== Records
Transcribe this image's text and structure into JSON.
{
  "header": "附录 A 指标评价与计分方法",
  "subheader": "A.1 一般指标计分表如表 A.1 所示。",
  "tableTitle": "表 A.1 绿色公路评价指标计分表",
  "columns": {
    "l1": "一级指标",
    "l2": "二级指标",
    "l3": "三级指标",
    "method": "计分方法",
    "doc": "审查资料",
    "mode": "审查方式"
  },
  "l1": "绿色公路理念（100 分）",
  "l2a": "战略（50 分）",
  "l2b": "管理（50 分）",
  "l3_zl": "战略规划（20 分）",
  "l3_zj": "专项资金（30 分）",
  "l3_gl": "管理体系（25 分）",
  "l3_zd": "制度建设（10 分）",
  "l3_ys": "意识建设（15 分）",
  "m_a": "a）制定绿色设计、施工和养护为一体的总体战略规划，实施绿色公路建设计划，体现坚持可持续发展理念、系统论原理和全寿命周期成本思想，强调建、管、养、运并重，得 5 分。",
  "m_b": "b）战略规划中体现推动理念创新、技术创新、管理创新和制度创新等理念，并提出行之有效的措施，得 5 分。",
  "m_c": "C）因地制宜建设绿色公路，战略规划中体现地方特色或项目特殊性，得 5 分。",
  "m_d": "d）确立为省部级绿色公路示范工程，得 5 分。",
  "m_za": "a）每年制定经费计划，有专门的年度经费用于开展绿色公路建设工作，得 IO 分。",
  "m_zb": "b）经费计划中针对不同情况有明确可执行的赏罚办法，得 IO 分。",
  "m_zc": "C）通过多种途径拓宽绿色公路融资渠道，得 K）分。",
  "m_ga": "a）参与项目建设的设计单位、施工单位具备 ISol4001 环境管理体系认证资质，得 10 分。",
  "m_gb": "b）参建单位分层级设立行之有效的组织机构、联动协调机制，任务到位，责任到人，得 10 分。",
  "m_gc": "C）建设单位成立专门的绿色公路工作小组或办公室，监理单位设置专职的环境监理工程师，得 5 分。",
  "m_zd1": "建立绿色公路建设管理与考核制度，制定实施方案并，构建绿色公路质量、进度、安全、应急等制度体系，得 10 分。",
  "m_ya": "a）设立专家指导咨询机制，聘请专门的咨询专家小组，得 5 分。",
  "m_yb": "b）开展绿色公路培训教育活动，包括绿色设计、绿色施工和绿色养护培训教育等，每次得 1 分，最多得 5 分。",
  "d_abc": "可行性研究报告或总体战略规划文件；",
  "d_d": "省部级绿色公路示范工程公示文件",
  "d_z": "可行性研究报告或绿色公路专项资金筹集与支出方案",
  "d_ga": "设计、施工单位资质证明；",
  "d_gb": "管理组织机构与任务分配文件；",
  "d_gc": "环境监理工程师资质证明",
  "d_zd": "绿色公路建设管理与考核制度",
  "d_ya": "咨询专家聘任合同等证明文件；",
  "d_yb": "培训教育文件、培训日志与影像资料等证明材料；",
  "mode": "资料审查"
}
====
Extract all of the material exactly as it is written.

Transcribe this image's text and structure into JSON.
{
  "header": "附录 A 指标评价与计分方法",
  "subheader": "A.1 一般指标计分表如表 A.1 所示。",
  "tableTitle": "表 A.1 绿色公路评价指标计分表",
  "columns": {
    "l1": "一级指标",
    "l2": "二级指标",
    "l3": "三级指标",
    "method": "计分方法",
    "doc": "审查资料",
    "mode": "审查方式"
  },
  "l1": "绿色公路理念（100 分）",
  "l2a": "战略（50 分）",
  "l2b": "管理（50 分）",
  "l3_zl": "战略规划（20 分）",
  "l3_zj": "专项资金（30 分）",
  "l3_gl": "管理体系（25 分）",
  "l3_zd": "制度建设（10 分）",
  "l3_ys": "意识建设（15 分）",
  "m_a": "a）制定绿色设计、施工和养护为一体的总体战略规划，实施绿色公路建设计划，体现坚持可持续发展理念、系统论原理和全寿命周期成本思想，强调建、管、养、运并重，得 5 分。",
  "m_b": "b）战略规划中体现推动理念创新、技术创新、管理创新和制度创新等理念，并提出行之有效的措施，得 5 分。",
  "m_c": "C）因地制宜建设绿色公路，战略规划中体现地方特色或项目特殊性，得 5 分。",
  "m_d": "d）确立为省部级绿色公路示范工程，得 5 分。",
  "m_za": "a）每年制定经费计划，有专门的年度经费用于开展绿色公路建设工作，得 IO 分。",
  "m_zb": "b）经费计划中针对不同情况有明确可执行的赏罚办法，得 IO 分。",
  "m_zc": "C）通过多种途径拓宽绿色公路融资渠道，得 K）分。",
  "m_ga": "a）参与项目建设的设计单位、施工单位具备 ISol4001 环境管理体系认证资质，得 10 分。",
  "m_gb": "b）参建单位分层级设立行之有效的组织机构、联动协调机制，任务到位，责任到人，得 10 分。",
  "m_gc": "C）建设单位成立专门的绿色公路工作小组或办公室，监理单位设置专职的环境监理工程师，得 5 分。",
  "m_zd1": "建立绿色公路建设管理与考核制度，制定实施方案并，构建绿色公路质量、进度、安全、应急等制度体系，得 10 分。",
  "m_ya": "a）设立专家指导咨询机制，聘请专门的咨询专家小组，得 5 分。",
  "m_yb": "b）开展绿色公路培训教育活动，包括绿色设计、绿色施工和绿色养护培训教育等，每次得 1 分，最多得 5 分。",
  "d_abc": "可行性研究报告或总体战略规划文件；",
  "d_d": "省部级绿色公路示范工程公示文件",
  "d_z": "可行性研究报告或绿色公路专项资金筹集与支出方案",
  "d_ga": "设计、施工单位资质证明；",
  "d_gb": "管理组织机构与任务分配文件；",
  "d_gc": "环境监理工程师资质证明",
  "d_zd": "绿色公路建设管理与考核制度",
  "d_ya": "咨询专家聘任合同等证明文件；",
  "d_yb": "培训教育文件、培训日志与影像资料等证明材料；",
  "mode": "资料审查"
}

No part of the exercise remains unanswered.